Things to do:
• 1. In the forum thread about music, why does Pixies say they love instrumental and classical music? Answer in one to three sentences.
• 2. Print the rows starting at the line that contains "mode-title: Настройка <box>28 12 148 37</box>" and ending at the line that contains "softkey-sublabel: мер <box>1089", both included.

Page text:
## start
I still listen to metal a bit but I dont really look for artist as much. I realize that I've spend a lot of time finding about new artists, listening to music and talking about music on message boards. Now I mostly open radio and listen to classical, jazz or the local university radio without knowing the name of the artist playing.


----------



## azrinsani (Jul 31, 2010)

antiant said:


> I LOVE music, I try to create music, :crazy:


I think NxJ's like to create music. They need to have the judging function to make the music:tongue:


----------



## azrinsani (Jul 31, 2010)

One thing I seem to realize is that :-


N type do not listen to the lyrics... they just listen to the music tone
S type would listen to the lyrics and take the meanings literally
N types would also tend to have the lyric tune lingering in their mind.


----------



## Immemorial (May 16, 2010)

azrinsani said:


> One thing I seem to realize is that :-
> 
> 
> N type do not listen to the lyrics... they just listen to the music tone
> ...


That's actually spot on for me.

Especially since I can rarely understand what the bands I listen to are saying unless I have the lyrics up. :laughing:


----------



## Pixies (Jul 26, 2010)

I have to admit that lyrics are irrelevant to me. I don't pay much attention to them, and it's usually the singer's voice that fascinates me more than the actual lyrics. Which is probably why I love instrumental and classical music, and most of the music I listen to is in foreign languages I don't even understand - I really like the sound of them. Also, the music I listen to has to fit my current mood. I can't alter nor change my mood by listening to different kind music. It has to be in harmony with emotions, otherwise I get terribly annoyed.


----------



## Quin Sabe (Jan 26, 2010)

I used to be straight lyrics, when it came to music, but, not so much now. 
I still love deep far reaching lyrics and lyrics I identify with.
and beginning to love straight up music and rhythm, 
but I like best of both worlds. Trapt is a good example for combination.
Oh and novelty music, bluegrass drug songs, or Gothic country, etc. 
I guess you could sum up my genres as folk, alt-rock, Electronic, Texas country, Experimental, Indie, World, 40's/50's country and Rap.


----------



## lilmunchkin (Jul 4, 2010)

I listen to mostly pop music - I'm 19 I guess. I listen to the lyrics, but I imagine how they could apply to my life. If the song's about a relationship, since I'm not all that experienced, I might think about how I felt a certain way with a family member. I don't mean anything gross here, just the broad general definitions of emotions. Does that make sense?

Although I like classical music, it seems very old fashioned to me. Do they still come out with new classical pieces (wow that must sound dumb)? I HATE dwelling on the past. It's over and done with so let's move on. That attitude kind of confuses my introversion need to reflect.
## end
Dataset rows:
## start
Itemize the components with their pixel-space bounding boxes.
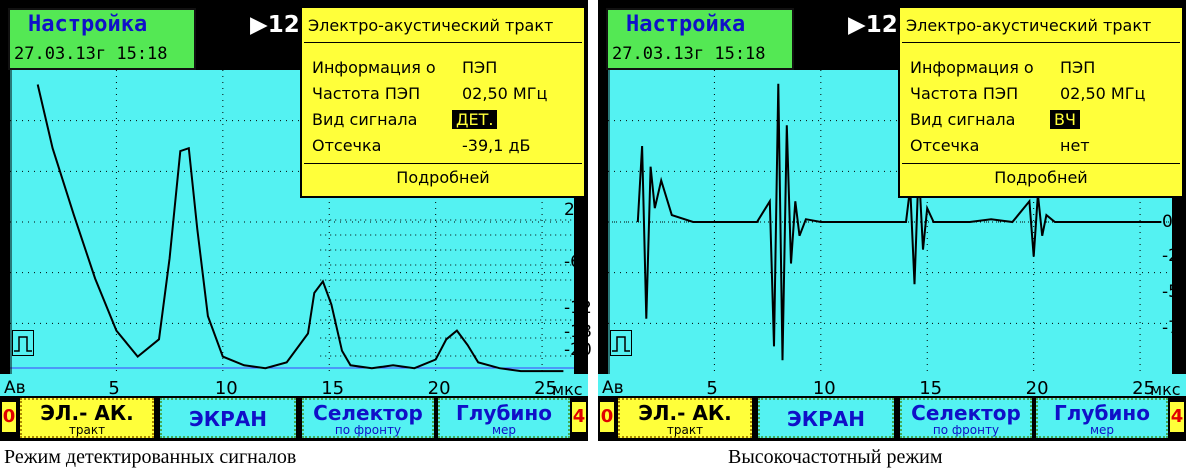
mode-title: Настройка <box>28 12 148 37</box>
softkey-label: ЭКРАН <box>189 407 267 431</box>
corner-label: Ав <box>602 378 624 398</box>
x-tick-label: 10 <box>214 378 238 399</box>
menu-divider <box>902 42 1180 43</box>
y-tick-label: -25 <box>1162 246 1186 266</box>
softkey-sublabel: мер <box>491 423 517 437</box>
signal-trace <box>636 83 1162 361</box>
y-tick-label: 0 <box>1162 212 1173 232</box>
softkey-button-1[interactable]: ЭЛ.- АК. тракт <box>618 398 752 438</box>
gate-marker-icon <box>12 330 34 356</box>
softkey-label: ЭЛ.- АК. <box>40 401 134 425</box>
y-tick-label: -18 <box>564 322 592 342</box>
menu-row-label[interactable]: Вид сигнала <box>910 110 1016 129</box>
softkey-sublabel: мер <box>1089 423 1115 437</box>
softkey-button-3[interactable]: Селектор по фронту <box>302 398 434 438</box>
menu-divider <box>304 42 582 43</box>
y-tick-label: -50 <box>1162 282 1186 302</box>
gate-marker-icon <box>610 330 632 356</box>
menu-row-value[interactable]: -39,1 дБ <box>462 136 531 155</box>
menu-divider <box>902 163 1180 164</box>
menu-row-label[interactable]: Информация о <box>910 58 1034 77</box>
signal-trace <box>36 84 564 373</box>
softkey-label: Селектор <box>313 401 423 425</box>
menu-row-label[interactable]: Отсечка <box>312 136 382 155</box>
softkey-label: ЭКРАН <box>787 407 865 431</box>
x-axis-row <box>0 374 588 396</box>
menu-row-value[interactable]: 02,50 МГц <box>1060 84 1146 103</box>
right-page-number: 4 <box>1170 402 1184 432</box>
menu-row-value[interactable]: ПЭП <box>462 58 498 77</box>
figure-caption: Высокочастотный режим <box>728 446 943 468</box>
settings-menu: Электро-акустический тракт Информация о П… <box>898 6 1184 198</box>
softkey-button-4[interactable]: Глубино мер <box>1036 398 1168 438</box>
x-tick-label: 5 <box>108 378 120 399</box>
x-tick-label: 5 <box>706 378 718 399</box>
softkey-sublabel: по фронту <box>334 423 402 437</box>
mode-title: Настройка <box>626 12 746 37</box>
left-page-number: 0 <box>2 402 16 432</box>
softkey-button-1[interactable]: ЭЛ.- АК. тракт <box>20 398 154 438</box>
screen-detected: Настройка 27.03.13г 15:18 ▶12,0 Электро-… <box>0 0 592 468</box>
softkey-label: Глубино <box>456 401 552 425</box>
screen-hf: Настройка 27.03.13г 15:18 ▶12,0 Электро-… <box>598 0 1186 468</box>
menu-header: Электро-акустический тракт <box>906 16 1152 35</box>
softkey-button-3[interactable]: Селектор по фронту <box>900 398 1032 438</box>
settings-menu: Электро-акустический тракт Информация о П… <box>300 6 586 198</box>
softkey-button-4[interactable]: Глубино мер <box>438 398 570 438</box>
x-unit-label: мкс <box>1150 380 1181 399</box>
mode-title-box: Настройка 27.03.13г 15:18 <box>8 8 196 70</box>
softkey-button-2[interactable]: ЭКРАН <box>758 398 894 438</box>
mode-title-box: Настройка 27.03.13г 15:18 <box>606 8 794 70</box>
softkey-label: ЭЛ.- АК. <box>638 401 732 425</box>
menu-row-label[interactable]: Отсечка <box>910 136 980 155</box>
x-tick-label: 20 <box>427 378 451 399</box>
figure-caption: Режим детектированных сигналов <box>4 446 297 468</box>
y-tick-label: -12 <box>564 298 592 318</box>
y-tick-label: -20 <box>564 340 592 360</box>
x-axis-row <box>598 374 1186 396</box>
softkey-sublabel: по фронту <box>932 423 1000 437</box>
x-tick-label: 20 <box>1025 378 1049 399</box>
x-tick-label: 10 <box>812 378 836 399</box>
menu-row-value[interactable]: нет <box>1060 136 1090 155</box>
x-tick-label: 15 <box>321 378 345 399</box>
softkey-bar: 0 ЭЛ.- АК. тракт ЭКРАН Селектор по фронту Глуб… <box>598 396 1186 441</box>
menu-row-label[interactable]: Частота ПЭП <box>312 84 421 103</box>
more-button[interactable]: Подробней <box>396 168 490 187</box>
a-scan-svg <box>10 70 574 374</box>
x-tick-label: 25 <box>1132 378 1155 399</box>
softkey-label: Селектор <box>911 401 1021 425</box>
x-tick-label: 25 <box>534 378 557 399</box>
y-tick-label: -75 <box>1162 318 1186 338</box>
softkey-bar: 0 ЭЛ.- АК. тракт ЭКРАН Селектор по фронту Глуб… <box>0 396 588 441</box>
softkey-button-2[interactable]: ЭКРАН <box>160 398 296 438</box>
x-tick-label: 15 <box>919 378 943 399</box>
a-scan-svg <box>608 70 1172 374</box>
more-button[interactable]: Подробней <box>994 168 1088 187</box>
menu-header: Электро-акустический тракт <box>308 16 554 35</box>
menu-row-label[interactable]: Вид сигнала <box>312 110 418 129</box>
softkey-label: Глубино <box>1054 401 1150 425</box>
softkey-sublabel: тракт <box>68 423 106 437</box>
menu-row-value[interactable]: ПЭП <box>1060 58 1096 77</box>
datetime: 27.03.13г 15:18 <box>14 44 168 64</box>
right-page-number: 4 <box>572 402 586 432</box>
y-tick-label: 2 <box>564 200 575 220</box>
menu-row-label[interactable]: Частота ПЭП <box>910 84 1019 103</box>
left-page-number: 0 <box>600 402 614 432</box>
menu-divider <box>304 163 582 164</box>
menu-row-value[interactable]: 02,50 МГц <box>462 84 548 103</box>
softkey-sublabel: тракт <box>666 423 704 437</box>
corner-label: Ав <box>4 378 26 398</box>
menu-row-value-selected[interactable]: ДЕТ. <box>452 110 498 129</box>
y-tick-label: -6 <box>564 252 581 272</box>
menu-row-value-selected[interactable]: ВЧ <box>1050 110 1080 129</box>
x-unit-label: мкс <box>552 380 583 399</box>
datetime: 27.03.13г 15:18 <box>612 44 766 64</box>
menu-row-label[interactable]: Информация о <box>312 58 436 77</box>
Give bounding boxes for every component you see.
## end
Solutions to the problems:
• 1. Pixies says lyrics are irrelevant to them and gets little out of them, because the singer's voice fascinates them more than the words. They give this as the likely reason they love instrumental and classical music.

• 2.
mode-title: Настройка <box>28 12 148 37</box>
softkey-label: ЭКРАН <box>189 407 267 431</box>
corner-label: Ав <box>602 378 624 398</box>
x-tick-label: 10 <box>214 378 238 399</box>
menu-divider <box>902 42 1180 43</box>
y-tick-label: -25 <box>1162 246 1186 266</box>
softkey-sublabel: мер <box>491 423 517 437</box>
signal-trace <box>636 83 1162 361</box>
y-tick-label: 0 <box>1162 212 1173 232</box>
softkey-button-1[interactable]: ЭЛ.- АК. тракт <box>618 398 752 438</box>
gate-marker-icon <box>12 330 34 356</box>
softkey-label: ЭЛ.- АК. <box>40 401 134 425</box>
y-tick-label: -18 <box>564 322 592 342</box>
menu-row-label[interactable]: Вид сигнала <box>910 110 1016 129</box>
softkey-sublabel: мер <box>1089 423 1115 437</box>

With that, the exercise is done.